• Problem details
Your answer should be a single number: the count of lines in the material below that hold "JSON".
--- Input for this task ---
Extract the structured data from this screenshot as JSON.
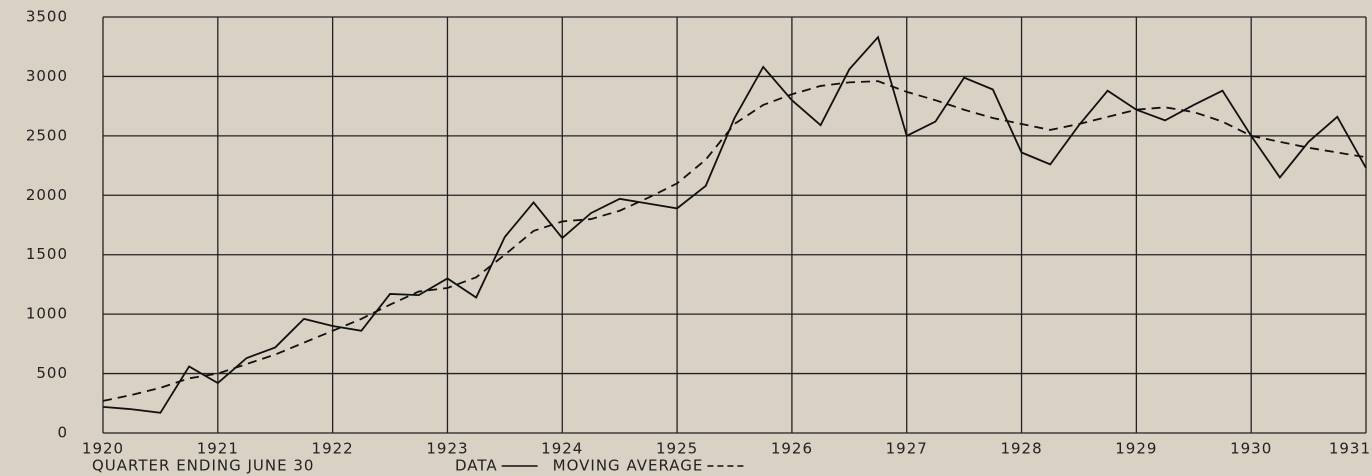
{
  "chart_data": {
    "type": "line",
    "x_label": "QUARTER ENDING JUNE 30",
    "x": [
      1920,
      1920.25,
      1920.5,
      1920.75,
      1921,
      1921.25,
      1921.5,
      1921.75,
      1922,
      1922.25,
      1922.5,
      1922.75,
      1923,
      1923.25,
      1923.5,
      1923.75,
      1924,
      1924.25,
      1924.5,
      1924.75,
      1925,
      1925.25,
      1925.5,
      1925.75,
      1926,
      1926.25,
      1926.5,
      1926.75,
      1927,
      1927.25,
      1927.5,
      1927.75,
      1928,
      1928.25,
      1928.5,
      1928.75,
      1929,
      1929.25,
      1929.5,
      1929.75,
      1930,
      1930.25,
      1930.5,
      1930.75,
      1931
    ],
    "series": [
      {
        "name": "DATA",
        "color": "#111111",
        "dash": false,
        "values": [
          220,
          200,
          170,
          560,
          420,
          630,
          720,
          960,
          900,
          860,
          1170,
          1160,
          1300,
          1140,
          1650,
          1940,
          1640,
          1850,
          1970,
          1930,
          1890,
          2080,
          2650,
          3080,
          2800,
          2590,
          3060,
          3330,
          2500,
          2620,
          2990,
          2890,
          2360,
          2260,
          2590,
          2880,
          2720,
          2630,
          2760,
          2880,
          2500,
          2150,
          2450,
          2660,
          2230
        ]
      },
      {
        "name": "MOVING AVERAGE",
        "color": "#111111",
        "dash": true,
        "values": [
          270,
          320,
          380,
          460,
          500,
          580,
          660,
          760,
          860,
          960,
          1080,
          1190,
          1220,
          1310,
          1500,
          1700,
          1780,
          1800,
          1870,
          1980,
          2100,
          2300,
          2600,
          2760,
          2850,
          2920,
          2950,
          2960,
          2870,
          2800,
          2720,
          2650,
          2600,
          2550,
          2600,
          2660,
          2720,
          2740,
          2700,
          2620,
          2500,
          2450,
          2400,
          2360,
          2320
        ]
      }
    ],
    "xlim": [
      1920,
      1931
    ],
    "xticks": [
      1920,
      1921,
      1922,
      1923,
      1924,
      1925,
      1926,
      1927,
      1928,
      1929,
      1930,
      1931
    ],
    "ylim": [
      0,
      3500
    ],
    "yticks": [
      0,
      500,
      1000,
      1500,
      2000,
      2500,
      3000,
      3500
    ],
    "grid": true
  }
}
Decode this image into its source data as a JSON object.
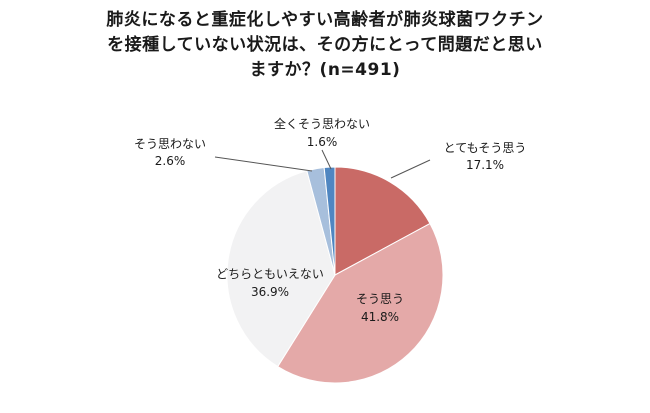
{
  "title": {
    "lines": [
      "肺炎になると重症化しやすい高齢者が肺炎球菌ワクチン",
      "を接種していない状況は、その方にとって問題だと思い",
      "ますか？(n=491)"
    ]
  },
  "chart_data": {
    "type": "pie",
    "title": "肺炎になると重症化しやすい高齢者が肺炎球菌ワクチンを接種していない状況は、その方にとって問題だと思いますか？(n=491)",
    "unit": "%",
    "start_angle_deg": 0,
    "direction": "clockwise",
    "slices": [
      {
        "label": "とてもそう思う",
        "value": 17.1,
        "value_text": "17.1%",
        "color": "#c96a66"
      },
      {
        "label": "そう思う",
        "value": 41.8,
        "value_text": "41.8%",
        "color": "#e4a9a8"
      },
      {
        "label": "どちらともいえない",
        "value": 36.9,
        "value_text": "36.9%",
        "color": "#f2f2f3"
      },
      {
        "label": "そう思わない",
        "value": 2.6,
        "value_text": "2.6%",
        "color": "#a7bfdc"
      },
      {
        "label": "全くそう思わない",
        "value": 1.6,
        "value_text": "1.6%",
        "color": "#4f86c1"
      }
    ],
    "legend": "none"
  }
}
---
• Exercise output
2